Repeat each record below exactly as given.

-- begin RECORDS FOR THE EXERCISE --

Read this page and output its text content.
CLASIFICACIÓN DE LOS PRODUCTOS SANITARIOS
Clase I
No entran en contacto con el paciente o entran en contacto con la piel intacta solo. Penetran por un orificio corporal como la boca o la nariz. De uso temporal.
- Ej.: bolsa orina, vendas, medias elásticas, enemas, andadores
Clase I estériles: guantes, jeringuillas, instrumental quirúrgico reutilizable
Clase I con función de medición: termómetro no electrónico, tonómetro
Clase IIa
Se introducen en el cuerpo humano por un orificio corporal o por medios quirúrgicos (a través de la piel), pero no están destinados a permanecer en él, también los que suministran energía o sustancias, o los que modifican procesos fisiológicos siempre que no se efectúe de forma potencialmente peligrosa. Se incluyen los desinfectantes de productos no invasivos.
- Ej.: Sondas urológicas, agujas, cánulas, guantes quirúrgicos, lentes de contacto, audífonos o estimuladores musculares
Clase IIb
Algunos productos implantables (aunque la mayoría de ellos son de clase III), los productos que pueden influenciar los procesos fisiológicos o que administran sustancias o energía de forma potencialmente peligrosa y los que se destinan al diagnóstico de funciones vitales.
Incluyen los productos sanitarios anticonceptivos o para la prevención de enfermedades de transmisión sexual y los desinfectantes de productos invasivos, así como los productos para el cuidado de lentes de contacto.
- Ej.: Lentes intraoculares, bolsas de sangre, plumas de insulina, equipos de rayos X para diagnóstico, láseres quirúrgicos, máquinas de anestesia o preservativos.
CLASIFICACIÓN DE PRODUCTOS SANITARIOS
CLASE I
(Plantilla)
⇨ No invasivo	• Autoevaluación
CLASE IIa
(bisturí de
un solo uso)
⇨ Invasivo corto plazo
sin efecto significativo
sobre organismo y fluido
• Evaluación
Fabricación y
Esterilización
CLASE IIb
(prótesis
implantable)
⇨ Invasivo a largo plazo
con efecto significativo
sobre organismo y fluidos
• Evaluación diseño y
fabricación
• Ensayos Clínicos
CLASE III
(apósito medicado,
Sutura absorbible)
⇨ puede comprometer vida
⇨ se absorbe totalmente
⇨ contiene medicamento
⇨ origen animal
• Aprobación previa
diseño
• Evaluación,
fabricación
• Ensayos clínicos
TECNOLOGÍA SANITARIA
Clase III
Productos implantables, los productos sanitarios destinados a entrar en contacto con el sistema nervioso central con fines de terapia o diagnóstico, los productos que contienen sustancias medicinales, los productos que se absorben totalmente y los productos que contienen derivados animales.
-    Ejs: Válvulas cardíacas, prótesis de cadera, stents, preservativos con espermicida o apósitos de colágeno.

-- end RECORDS FOR THE EXERCISE --

> **EXERCISE SOLUTION**:
Read this page and output its text content.
CLASIFICACIÓN DE LOS PRODUCTOS SANITARIOS
Clase I
No entran en contacto con el paciente o entran en contacto con la piel intacta solo. Penetran por un orificio corporal como la boca o la nariz. De uso temporal.
- Ej.: bolsa orina, vendas, medias elásticas, enemas, andadores
Clase I estériles: guantes, jeringuillas, instrumental quirúrgico reutilizable
Clase I con función de medición: termómetro no electrónico, tonómetro
Clase IIa
Se introducen en el cuerpo humano por un orificio corporal o por medios quirúrgicos (a través de la piel), pero no están destinados a permanecer en él, también los que suministran energía o sustancias, o los que modifican procesos fisiológicos siempre que no se efectúe de forma potencialmente peligrosa. Se incluyen los desinfectantes de productos no invasivos.
- Ej.: Sondas urológicas, agujas, cánulas, guantes quirúrgicos, lentes de contacto, audífonos o estimuladores musculares
Clase IIb
Algunos productos implantables (aunque la mayoría de ellos son de clase III), los productos que pueden influenciar los procesos fisiológicos o que administran sustancias o energía de forma potencialmente peligrosa y los que se destinan al diagnóstico de funciones vitales.
Incluyen los productos sanitarios anticonceptivos o para la prevención de enfermedades de transmisión sexual y los desinfectantes de productos invasivos, así como los productos para el cuidado de lentes de contacto.
- Ej.: Lentes intraoculares, bolsas de sangre, plumas de insulina, equipos de rayos X para diagnóstico, láseres quirúrgicos, máquinas de anestesia o preservativos.
CLASIFICACIÓN DE PRODUCTOS SANITARIOS
CLASE I
(Plantilla)
⇨ No invasivo	• Autoevaluación
CLASE IIa
(bisturí de
un solo uso)
⇨ Invasivo corto plazo
sin efecto significativo
sobre organismo y fluido
• Evaluación
Fabricación y
Esterilización
CLASE IIb
(prótesis
implantable)
⇨ Invasivo a largo plazo
con efecto significativo
sobre organismo y fluidos
• Evaluación diseño y
fabricación
• Ensayos Clínicos
CLASE III
(apósito medicado,
Sutura absorbible)
⇨ puede comprometer vida
⇨ se absorbe totalmente
⇨ contiene medicamento
⇨ origen animal
• Aprobación previa
diseño
• Evaluación,
fabricación
• Ensayos clínicos
TECNOLOGÍA SANITARIA
Clase III
Productos implantables, los productos sanitarios destinados a entrar en contacto con el sistema nervioso central con fines de terapia o diagnóstico, los productos que contienen sustancias medicinales, los productos que se absorben totalmente y los productos que contienen derivados animales.
-    Ejs: Válvulas cardíacas, prótesis de cadera, stents, preservativos con espermicida o apósitos de colágeno.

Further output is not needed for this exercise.